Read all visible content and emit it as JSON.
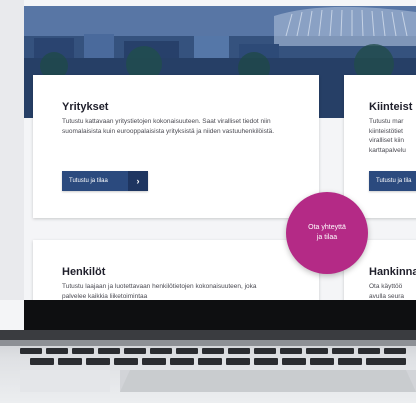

--

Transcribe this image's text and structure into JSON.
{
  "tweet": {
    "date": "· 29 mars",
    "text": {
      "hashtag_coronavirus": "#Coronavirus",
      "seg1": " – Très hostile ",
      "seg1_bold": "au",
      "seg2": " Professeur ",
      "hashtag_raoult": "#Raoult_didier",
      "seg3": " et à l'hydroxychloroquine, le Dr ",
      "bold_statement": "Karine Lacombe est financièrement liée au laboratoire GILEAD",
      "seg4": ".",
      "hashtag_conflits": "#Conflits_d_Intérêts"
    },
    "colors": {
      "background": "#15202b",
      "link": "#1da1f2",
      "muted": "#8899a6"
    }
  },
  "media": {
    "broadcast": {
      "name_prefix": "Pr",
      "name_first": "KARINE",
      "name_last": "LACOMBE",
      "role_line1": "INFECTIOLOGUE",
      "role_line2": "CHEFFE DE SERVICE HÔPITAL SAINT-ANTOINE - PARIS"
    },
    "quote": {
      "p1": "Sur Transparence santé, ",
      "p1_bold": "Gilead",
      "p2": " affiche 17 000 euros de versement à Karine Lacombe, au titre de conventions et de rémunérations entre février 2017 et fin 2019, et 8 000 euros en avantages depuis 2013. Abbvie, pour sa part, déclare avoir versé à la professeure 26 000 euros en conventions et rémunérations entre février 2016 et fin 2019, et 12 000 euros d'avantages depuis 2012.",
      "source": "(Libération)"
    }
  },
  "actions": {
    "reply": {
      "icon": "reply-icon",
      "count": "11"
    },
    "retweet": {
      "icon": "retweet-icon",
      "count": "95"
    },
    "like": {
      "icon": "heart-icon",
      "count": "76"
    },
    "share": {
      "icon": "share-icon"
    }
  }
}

* * *

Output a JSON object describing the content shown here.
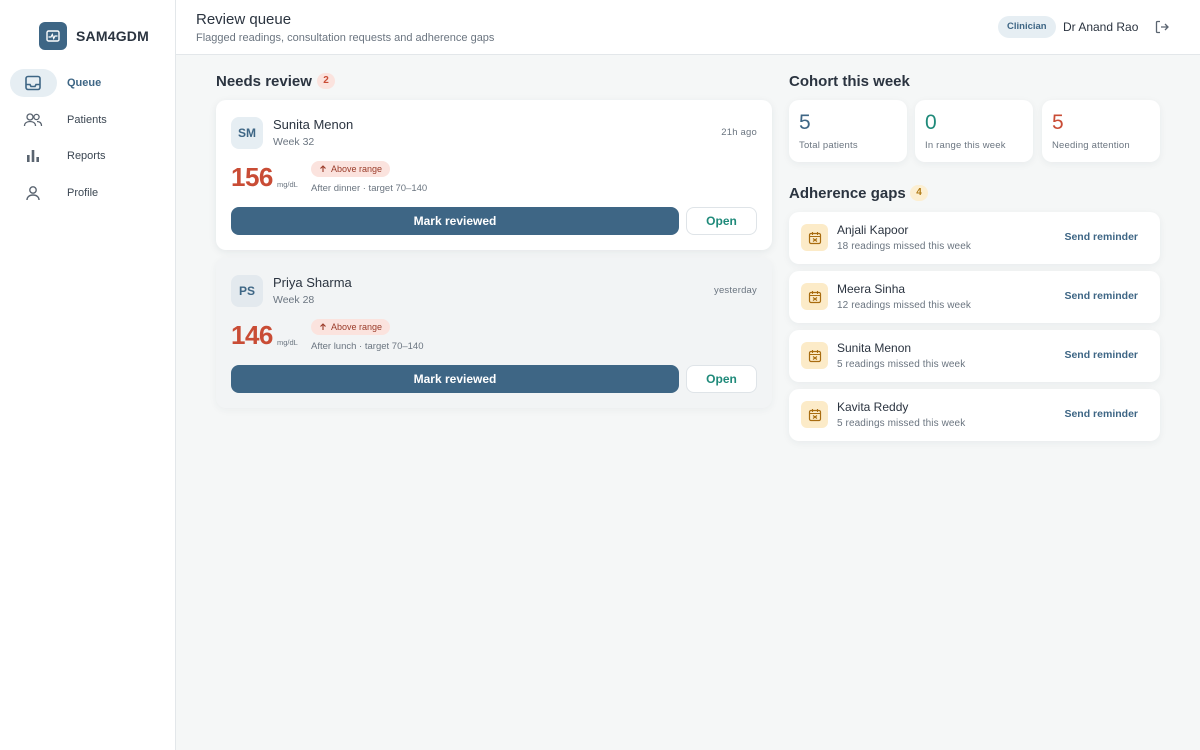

ASSIGNMENT:
The answer consists of the lines above that include the word "content", each copied exactly.

SOLUTION FOR THIS TASK:
Read all visible content and emit it as JSON.
Output a JSON object describing the content shown here.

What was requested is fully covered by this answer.